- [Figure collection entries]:
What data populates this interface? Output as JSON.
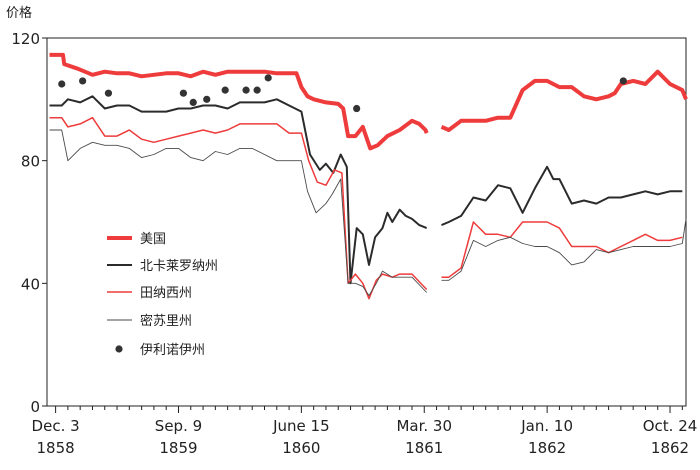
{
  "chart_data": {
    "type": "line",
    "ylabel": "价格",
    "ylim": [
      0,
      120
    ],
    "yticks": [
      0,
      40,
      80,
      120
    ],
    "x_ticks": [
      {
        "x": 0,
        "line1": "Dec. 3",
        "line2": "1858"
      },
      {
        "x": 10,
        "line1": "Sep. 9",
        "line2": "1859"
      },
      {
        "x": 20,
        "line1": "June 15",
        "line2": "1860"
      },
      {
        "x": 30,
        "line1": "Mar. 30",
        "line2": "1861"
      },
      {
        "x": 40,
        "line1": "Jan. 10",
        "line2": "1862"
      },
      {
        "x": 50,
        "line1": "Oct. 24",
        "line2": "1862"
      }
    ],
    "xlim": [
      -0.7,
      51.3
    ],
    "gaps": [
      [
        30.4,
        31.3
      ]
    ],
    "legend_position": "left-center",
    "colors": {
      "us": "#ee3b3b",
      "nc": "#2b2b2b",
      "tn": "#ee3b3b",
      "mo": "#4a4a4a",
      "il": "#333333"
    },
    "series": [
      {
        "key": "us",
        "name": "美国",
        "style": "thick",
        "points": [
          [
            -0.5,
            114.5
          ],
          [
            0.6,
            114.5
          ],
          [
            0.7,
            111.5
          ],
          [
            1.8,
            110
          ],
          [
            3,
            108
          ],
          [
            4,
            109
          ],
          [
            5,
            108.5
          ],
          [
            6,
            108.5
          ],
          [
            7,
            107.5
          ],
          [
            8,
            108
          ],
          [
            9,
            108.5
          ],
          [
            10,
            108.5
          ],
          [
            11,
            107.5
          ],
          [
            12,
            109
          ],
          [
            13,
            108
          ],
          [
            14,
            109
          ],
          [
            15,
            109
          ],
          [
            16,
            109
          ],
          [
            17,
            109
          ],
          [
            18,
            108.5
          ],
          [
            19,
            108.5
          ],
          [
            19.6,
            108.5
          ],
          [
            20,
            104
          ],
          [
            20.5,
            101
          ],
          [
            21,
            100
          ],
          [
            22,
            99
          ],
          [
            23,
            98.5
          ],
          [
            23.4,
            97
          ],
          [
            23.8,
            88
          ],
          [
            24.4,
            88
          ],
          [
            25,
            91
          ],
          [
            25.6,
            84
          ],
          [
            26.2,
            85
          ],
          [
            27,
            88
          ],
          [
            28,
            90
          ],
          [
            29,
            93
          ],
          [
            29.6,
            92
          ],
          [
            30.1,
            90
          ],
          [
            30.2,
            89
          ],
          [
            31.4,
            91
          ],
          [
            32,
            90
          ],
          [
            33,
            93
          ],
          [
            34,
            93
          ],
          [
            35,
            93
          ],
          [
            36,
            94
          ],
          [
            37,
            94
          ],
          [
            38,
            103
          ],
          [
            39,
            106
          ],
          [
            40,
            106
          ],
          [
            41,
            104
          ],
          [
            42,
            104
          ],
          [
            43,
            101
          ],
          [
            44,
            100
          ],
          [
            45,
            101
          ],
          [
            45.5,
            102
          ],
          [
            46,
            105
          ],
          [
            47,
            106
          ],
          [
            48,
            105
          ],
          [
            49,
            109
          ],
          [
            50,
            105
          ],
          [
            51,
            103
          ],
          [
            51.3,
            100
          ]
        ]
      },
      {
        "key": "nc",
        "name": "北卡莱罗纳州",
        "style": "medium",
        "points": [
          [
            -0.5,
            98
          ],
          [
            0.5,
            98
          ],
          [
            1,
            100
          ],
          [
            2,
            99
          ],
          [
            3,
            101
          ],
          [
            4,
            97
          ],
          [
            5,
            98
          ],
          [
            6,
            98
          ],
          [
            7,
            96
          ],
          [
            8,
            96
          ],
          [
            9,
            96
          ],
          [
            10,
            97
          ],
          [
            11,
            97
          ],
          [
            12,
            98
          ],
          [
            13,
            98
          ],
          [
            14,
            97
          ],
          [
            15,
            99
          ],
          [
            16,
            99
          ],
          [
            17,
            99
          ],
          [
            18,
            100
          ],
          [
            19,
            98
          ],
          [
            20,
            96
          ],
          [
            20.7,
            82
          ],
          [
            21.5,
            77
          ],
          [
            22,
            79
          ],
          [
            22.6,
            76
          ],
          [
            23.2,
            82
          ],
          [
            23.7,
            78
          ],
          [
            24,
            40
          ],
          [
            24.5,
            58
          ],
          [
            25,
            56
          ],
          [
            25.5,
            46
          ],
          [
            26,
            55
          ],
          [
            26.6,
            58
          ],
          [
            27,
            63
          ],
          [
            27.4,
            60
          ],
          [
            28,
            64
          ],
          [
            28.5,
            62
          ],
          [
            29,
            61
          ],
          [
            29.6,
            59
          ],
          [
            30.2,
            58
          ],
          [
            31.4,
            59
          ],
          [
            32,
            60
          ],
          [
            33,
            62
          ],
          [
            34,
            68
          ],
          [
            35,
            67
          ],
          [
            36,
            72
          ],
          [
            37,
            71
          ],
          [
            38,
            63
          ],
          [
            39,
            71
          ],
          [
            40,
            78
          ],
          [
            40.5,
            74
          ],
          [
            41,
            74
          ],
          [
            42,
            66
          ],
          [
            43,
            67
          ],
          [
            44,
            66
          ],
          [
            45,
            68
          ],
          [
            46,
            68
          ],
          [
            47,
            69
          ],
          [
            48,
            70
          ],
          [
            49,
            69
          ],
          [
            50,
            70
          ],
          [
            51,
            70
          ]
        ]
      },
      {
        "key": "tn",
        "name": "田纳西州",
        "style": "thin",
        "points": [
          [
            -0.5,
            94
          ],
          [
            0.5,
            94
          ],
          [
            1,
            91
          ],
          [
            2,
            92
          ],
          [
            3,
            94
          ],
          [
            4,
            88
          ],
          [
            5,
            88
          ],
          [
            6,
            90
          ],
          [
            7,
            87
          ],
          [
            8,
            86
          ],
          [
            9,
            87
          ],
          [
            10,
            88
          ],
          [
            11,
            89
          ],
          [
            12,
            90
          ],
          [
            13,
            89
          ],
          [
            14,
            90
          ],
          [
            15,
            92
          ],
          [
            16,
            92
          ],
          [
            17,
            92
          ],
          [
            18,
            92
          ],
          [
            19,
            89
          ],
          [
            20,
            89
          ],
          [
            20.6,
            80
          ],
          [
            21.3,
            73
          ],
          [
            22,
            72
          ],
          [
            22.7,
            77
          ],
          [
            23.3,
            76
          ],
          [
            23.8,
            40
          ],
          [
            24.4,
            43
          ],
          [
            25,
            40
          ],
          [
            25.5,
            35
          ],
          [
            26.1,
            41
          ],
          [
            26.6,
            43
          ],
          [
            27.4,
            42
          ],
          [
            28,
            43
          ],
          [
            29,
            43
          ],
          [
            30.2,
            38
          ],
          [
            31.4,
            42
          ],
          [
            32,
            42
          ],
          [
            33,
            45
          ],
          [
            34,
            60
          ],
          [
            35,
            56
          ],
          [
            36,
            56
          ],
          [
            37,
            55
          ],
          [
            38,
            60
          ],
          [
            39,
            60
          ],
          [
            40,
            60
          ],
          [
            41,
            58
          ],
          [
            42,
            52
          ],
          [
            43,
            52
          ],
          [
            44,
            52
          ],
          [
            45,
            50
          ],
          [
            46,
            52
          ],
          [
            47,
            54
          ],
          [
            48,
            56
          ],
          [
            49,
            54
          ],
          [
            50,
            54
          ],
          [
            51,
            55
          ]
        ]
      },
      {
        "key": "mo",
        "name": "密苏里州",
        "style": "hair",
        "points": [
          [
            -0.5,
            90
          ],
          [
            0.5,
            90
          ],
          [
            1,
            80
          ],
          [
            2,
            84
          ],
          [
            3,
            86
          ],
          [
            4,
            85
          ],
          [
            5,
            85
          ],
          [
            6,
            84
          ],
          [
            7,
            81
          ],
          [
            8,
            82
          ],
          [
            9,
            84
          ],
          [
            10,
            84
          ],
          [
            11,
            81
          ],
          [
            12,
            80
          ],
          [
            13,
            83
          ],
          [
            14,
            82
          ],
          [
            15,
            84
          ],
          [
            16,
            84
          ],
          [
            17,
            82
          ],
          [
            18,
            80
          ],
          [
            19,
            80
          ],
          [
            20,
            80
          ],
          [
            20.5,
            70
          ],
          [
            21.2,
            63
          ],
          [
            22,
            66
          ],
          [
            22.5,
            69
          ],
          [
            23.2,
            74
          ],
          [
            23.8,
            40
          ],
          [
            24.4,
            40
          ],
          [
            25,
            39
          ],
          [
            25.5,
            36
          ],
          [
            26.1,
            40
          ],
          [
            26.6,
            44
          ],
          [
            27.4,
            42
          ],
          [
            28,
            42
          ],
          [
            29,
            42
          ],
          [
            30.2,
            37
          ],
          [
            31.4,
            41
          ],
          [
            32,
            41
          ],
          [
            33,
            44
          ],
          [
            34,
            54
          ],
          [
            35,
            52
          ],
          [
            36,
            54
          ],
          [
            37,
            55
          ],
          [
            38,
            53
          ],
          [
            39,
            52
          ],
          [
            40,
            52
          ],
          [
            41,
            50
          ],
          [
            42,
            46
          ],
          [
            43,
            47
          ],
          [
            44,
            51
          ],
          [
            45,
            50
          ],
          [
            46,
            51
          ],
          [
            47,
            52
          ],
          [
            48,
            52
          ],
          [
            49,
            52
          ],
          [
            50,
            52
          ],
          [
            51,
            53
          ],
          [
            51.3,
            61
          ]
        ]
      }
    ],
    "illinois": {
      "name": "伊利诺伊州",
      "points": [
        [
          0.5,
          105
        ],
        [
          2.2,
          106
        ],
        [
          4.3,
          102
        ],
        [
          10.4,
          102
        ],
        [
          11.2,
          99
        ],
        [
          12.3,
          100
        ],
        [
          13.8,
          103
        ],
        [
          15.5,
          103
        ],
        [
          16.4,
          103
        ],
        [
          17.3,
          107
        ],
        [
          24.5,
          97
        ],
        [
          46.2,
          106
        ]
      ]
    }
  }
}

- [Directive]: Search the data for the string "name" and copy each line where it appears.

- [Task result]:
        "name": "美国",
        "name": "北卡莱罗纳州",
        "name": "田纳西州",
        "name": "密苏里州",
      "name": "伊利诺伊州",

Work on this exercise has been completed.